───── PROVIDED MATERIAL
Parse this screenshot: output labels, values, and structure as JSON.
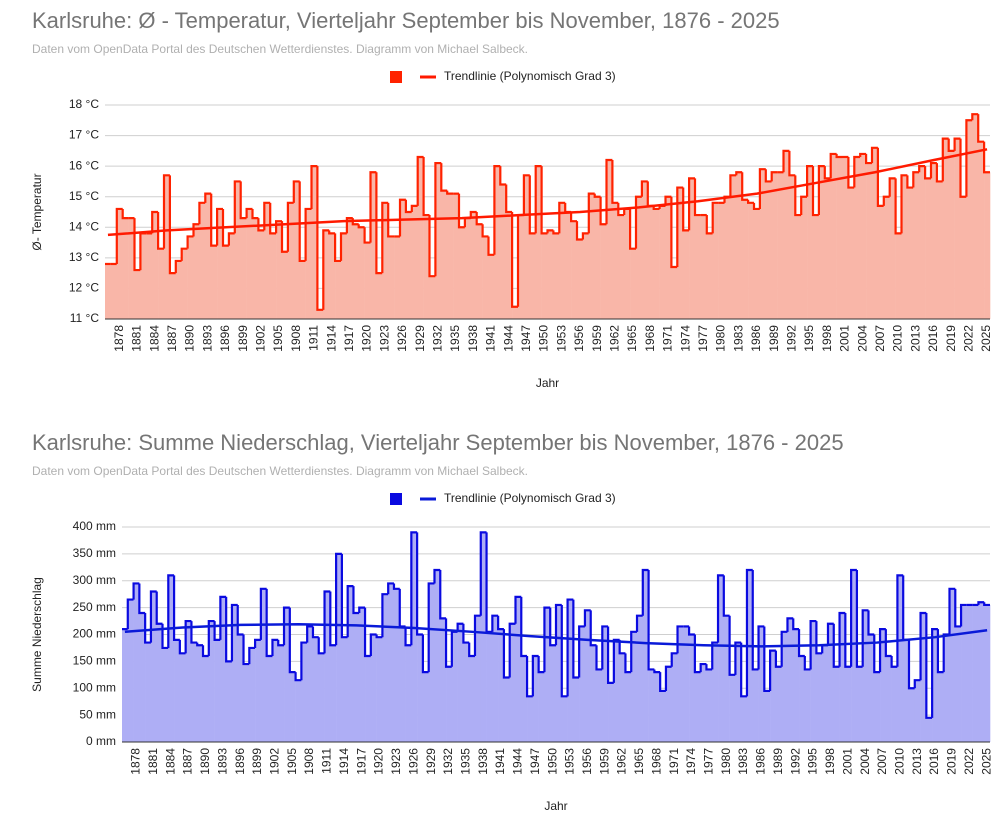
{
  "chart_data": [
    {
      "type": "area",
      "title": "Karlsruhe: Ø - Temperatur,  Vierteljahr September bis November, 1876 - 2025",
      "subtitle": "Daten vom OpenData Portal des Deutschen Wetterdienstes. Diagramm von Michael Salbeck.",
      "y_label": "Ø- Temperatur",
      "x_label": "Jahr",
      "xlim": [
        1875.5,
        2025.5
      ],
      "xticks": [
        1878,
        1881,
        1884,
        1887,
        1890,
        1893,
        1896,
        1899,
        1902,
        1905,
        1908,
        1911,
        1914,
        1917,
        1920,
        1923,
        1926,
        1929,
        1932,
        1935,
        1938,
        1941,
        1944,
        1947,
        1950,
        1953,
        1956,
        1959,
        1962,
        1965,
        1968,
        1971,
        1974,
        1977,
        1980,
        1983,
        1986,
        1989,
        1992,
        1995,
        1998,
        2001,
        2004,
        2007,
        2010,
        2013,
        2016,
        2019,
        2022,
        2025
      ],
      "ylim": [
        11,
        18
      ],
      "yticks": [
        {
          "value": 11,
          "label": "11 °C"
        },
        {
          "value": 12,
          "label": "12 °C"
        },
        {
          "value": 13,
          "label": "13 °C"
        },
        {
          "value": 14,
          "label": "14 °C"
        },
        {
          "value": 15,
          "label": "15 °C"
        },
        {
          "value": 16,
          "label": "16 °C"
        },
        {
          "value": 17,
          "label": "17 °C"
        },
        {
          "value": 18,
          "label": "18 °C"
        }
      ],
      "grid": true,
      "x": [
        1876,
        1877,
        1878,
        1879,
        1880,
        1881,
        1882,
        1883,
        1884,
        1885,
        1886,
        1887,
        1888,
        1889,
        1890,
        1891,
        1892,
        1893,
        1894,
        1895,
        1896,
        1897,
        1898,
        1899,
        1900,
        1901,
        1902,
        1903,
        1904,
        1905,
        1906,
        1907,
        1908,
        1909,
        1910,
        1911,
        1912,
        1913,
        1914,
        1915,
        1916,
        1917,
        1918,
        1919,
        1920,
        1921,
        1922,
        1923,
        1924,
        1925,
        1926,
        1927,
        1928,
        1929,
        1930,
        1931,
        1932,
        1933,
        1934,
        1935,
        1936,
        1937,
        1938,
        1939,
        1940,
        1941,
        1942,
        1943,
        1944,
        1945,
        1946,
        1947,
        1948,
        1949,
        1950,
        1951,
        1952,
        1953,
        1954,
        1955,
        1956,
        1957,
        1958,
        1959,
        1960,
        1961,
        1962,
        1963,
        1964,
        1965,
        1966,
        1967,
        1968,
        1969,
        1970,
        1971,
        1972,
        1973,
        1974,
        1975,
        1976,
        1977,
        1978,
        1979,
        1980,
        1981,
        1982,
        1983,
        1984,
        1985,
        1986,
        1987,
        1988,
        1989,
        1990,
        1991,
        1992,
        1993,
        1994,
        1995,
        1996,
        1997,
        1998,
        1999,
        2000,
        2001,
        2002,
        2003,
        2004,
        2005,
        2006,
        2007,
        2008,
        2009,
        2010,
        2011,
        2012,
        2013,
        2014,
        2015,
        2016,
        2017,
        2018,
        2019,
        2020,
        2021,
        2022,
        2023,
        2024,
        2025
      ],
      "series": [
        {
          "color": "#ff2200",
          "fill": "#f9b6a8",
          "values": [
            12.8,
            12.8,
            14.6,
            14.3,
            14.3,
            12.6,
            13.8,
            13.8,
            14.5,
            13.3,
            15.7,
            12.5,
            12.9,
            13.3,
            13.7,
            14.1,
            14.8,
            15.1,
            13.4,
            14.6,
            13.4,
            13.8,
            15.5,
            14.3,
            14.6,
            14.3,
            13.9,
            14.8,
            13.8,
            14.2,
            13.2,
            14.8,
            15.5,
            12.9,
            14.6,
            16.0,
            11.3,
            13.9,
            13.8,
            12.9,
            13.8,
            14.3,
            14.1,
            14.0,
            13.5,
            15.8,
            12.5,
            14.8,
            13.7,
            13.7,
            14.9,
            14.5,
            14.7,
            16.3,
            14.4,
            12.4,
            16.1,
            15.2,
            15.1,
            15.1,
            14.0,
            14.3,
            14.5,
            14.1,
            13.7,
            13.1,
            16.0,
            15.4,
            14.5,
            11.4,
            14.4,
            15.7,
            13.8,
            16.0,
            13.8,
            13.9,
            13.8,
            14.8,
            14.5,
            14.2,
            13.6,
            13.8,
            15.1,
            15.0,
            14.1,
            16.2,
            14.8,
            14.4,
            14.6,
            13.3,
            15.0,
            15.5,
            14.7,
            14.6,
            14.7,
            15.0,
            12.7,
            15.3,
            13.9,
            15.6,
            14.4,
            14.4,
            13.8,
            14.8,
            14.8,
            15.0,
            15.7,
            15.8,
            14.9,
            14.8,
            14.6,
            15.9,
            15.5,
            15.8,
            15.8,
            16.5,
            15.7,
            14.4,
            15.0,
            16.0,
            14.4,
            16.0,
            15.6,
            16.4,
            16.3,
            16.3,
            15.3,
            16.3,
            16.4,
            16.1,
            16.6,
            14.7,
            15.0,
            15.6,
            13.8,
            15.7,
            15.3,
            15.8,
            16.0,
            15.6,
            16.1,
            15.5,
            16.9,
            16.5,
            16.9,
            15.0,
            17.5,
            17.7,
            16.8,
            15.8
          ]
        },
        {
          "name": "Trendlinie (Polynomisch Grad 3)",
          "color": "#ff1a00",
          "type": "line",
          "x": [
            1876,
            1886,
            1896,
            1906,
            1916,
            1926,
            1936,
            1946,
            1956,
            1966,
            1976,
            1986,
            1996,
            2006,
            2016,
            2025
          ],
          "values": [
            13.75,
            13.9,
            14.0,
            14.1,
            14.2,
            14.25,
            14.3,
            14.4,
            14.5,
            14.65,
            14.85,
            15.1,
            15.45,
            15.8,
            16.2,
            16.55
          ]
        }
      ]
    },
    {
      "type": "area",
      "title": "Karlsruhe: Summe Niederschlag,  Vierteljahr September bis November, 1876 - 2025",
      "subtitle": "Daten vom OpenData Portal des Deutschen Wetterdienstes. Diagramm von Michael Salbeck.",
      "y_label": "Summe Niederschlag",
      "x_label": "Jahr",
      "xlim": [
        1875.5,
        2025.5
      ],
      "xticks": [
        1878,
        1881,
        1884,
        1887,
        1890,
        1893,
        1896,
        1899,
        1902,
        1905,
        1908,
        1911,
        1914,
        1917,
        1920,
        1923,
        1926,
        1929,
        1932,
        1935,
        1938,
        1941,
        1944,
        1947,
        1950,
        1953,
        1956,
        1959,
        1962,
        1965,
        1968,
        1971,
        1974,
        1977,
        1980,
        1983,
        1986,
        1989,
        1992,
        1995,
        1998,
        2001,
        2004,
        2007,
        2010,
        2013,
        2016,
        2019,
        2022,
        2025
      ],
      "ylim": [
        0,
        400
      ],
      "yticks": [
        {
          "value": 0,
          "label": "0 mm"
        },
        {
          "value": 50,
          "label": "50 mm"
        },
        {
          "value": 100,
          "label": "100 mm"
        },
        {
          "value": 150,
          "label": "150 mm"
        },
        {
          "value": 200,
          "label": "200 mm"
        },
        {
          "value": 250,
          "label": "250 mm"
        },
        {
          "value": 300,
          "label": "300 mm"
        },
        {
          "value": 350,
          "label": "350 mm"
        },
        {
          "value": 400,
          "label": "400 mm"
        }
      ],
      "grid": true,
      "x": [
        1876,
        1877,
        1878,
        1879,
        1880,
        1881,
        1882,
        1883,
        1884,
        1885,
        1886,
        1887,
        1888,
        1889,
        1890,
        1891,
        1892,
        1893,
        1894,
        1895,
        1896,
        1897,
        1898,
        1899,
        1900,
        1901,
        1902,
        1903,
        1904,
        1905,
        1906,
        1907,
        1908,
        1909,
        1910,
        1911,
        1912,
        1913,
        1914,
        1915,
        1916,
        1917,
        1918,
        1919,
        1920,
        1921,
        1922,
        1923,
        1924,
        1925,
        1926,
        1927,
        1928,
        1929,
        1930,
        1931,
        1932,
        1933,
        1934,
        1935,
        1936,
        1937,
        1938,
        1939,
        1940,
        1941,
        1942,
        1943,
        1944,
        1945,
        1946,
        1947,
        1948,
        1949,
        1950,
        1951,
        1952,
        1953,
        1954,
        1955,
        1956,
        1957,
        1958,
        1959,
        1960,
        1961,
        1962,
        1963,
        1964,
        1965,
        1966,
        1967,
        1968,
        1969,
        1970,
        1971,
        1972,
        1973,
        1974,
        1975,
        1976,
        1977,
        1978,
        1979,
        1980,
        1981,
        1982,
        1983,
        1984,
        1985,
        1986,
        1987,
        1988,
        1989,
        1990,
        1991,
        1992,
        1993,
        1994,
        1995,
        1996,
        1997,
        1998,
        1999,
        2000,
        2001,
        2002,
        2003,
        2004,
        2005,
        2006,
        2007,
        2008,
        2009,
        2010,
        2011,
        2012,
        2013,
        2014,
        2015,
        2016,
        2017,
        2018,
        2019,
        2020,
        2021,
        2022,
        2023,
        2024,
        2025
      ],
      "series": [
        {
          "color": "#0a0ae0",
          "fill": "#aeaef5",
          "values": [
            210,
            265,
            295,
            240,
            185,
            280,
            220,
            175,
            310,
            190,
            165,
            225,
            185,
            180,
            160,
            225,
            190,
            270,
            150,
            255,
            200,
            145,
            175,
            190,
            285,
            160,
            190,
            180,
            250,
            130,
            115,
            185,
            215,
            195,
            165,
            280,
            180,
            350,
            195,
            290,
            240,
            250,
            160,
            200,
            195,
            275,
            295,
            285,
            215,
            180,
            390,
            200,
            130,
            295,
            320,
            230,
            140,
            205,
            220,
            185,
            160,
            235,
            390,
            205,
            235,
            210,
            120,
            220,
            270,
            160,
            85,
            160,
            130,
            250,
            180,
            255,
            85,
            265,
            120,
            215,
            245,
            180,
            135,
            215,
            110,
            190,
            165,
            130,
            205,
            235,
            320,
            135,
            130,
            95,
            140,
            165,
            215,
            215,
            200,
            130,
            145,
            135,
            185,
            310,
            235,
            125,
            185,
            85,
            320,
            135,
            215,
            95,
            170,
            140,
            205,
            230,
            210,
            160,
            135,
            225,
            165,
            180,
            220,
            140,
            240,
            140,
            320,
            140,
            245,
            200,
            130,
            210,
            160,
            140,
            310,
            190,
            100,
            115,
            240,
            45,
            210,
            130,
            200,
            285,
            215,
            255,
            255,
            255,
            260,
            255
          ]
        },
        {
          "name": "Trendlinie (Polynomisch Grad 3)",
          "color": "#0a1ad8",
          "type": "line",
          "x": [
            1876,
            1886,
            1896,
            1906,
            1916,
            1926,
            1936,
            1946,
            1956,
            1966,
            1976,
            1986,
            1996,
            2006,
            2016,
            2025
          ],
          "values": [
            205,
            213,
            218,
            219,
            217,
            212,
            205,
            197,
            190,
            184,
            180,
            178,
            180,
            185,
            195,
            208
          ]
        }
      ]
    }
  ]
}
──────────
▸ EXERCISE DETAILS
Answer with one number: how many lines in the listing hold "Summe".

▸ RESULT FOR THIS EXERCISE
2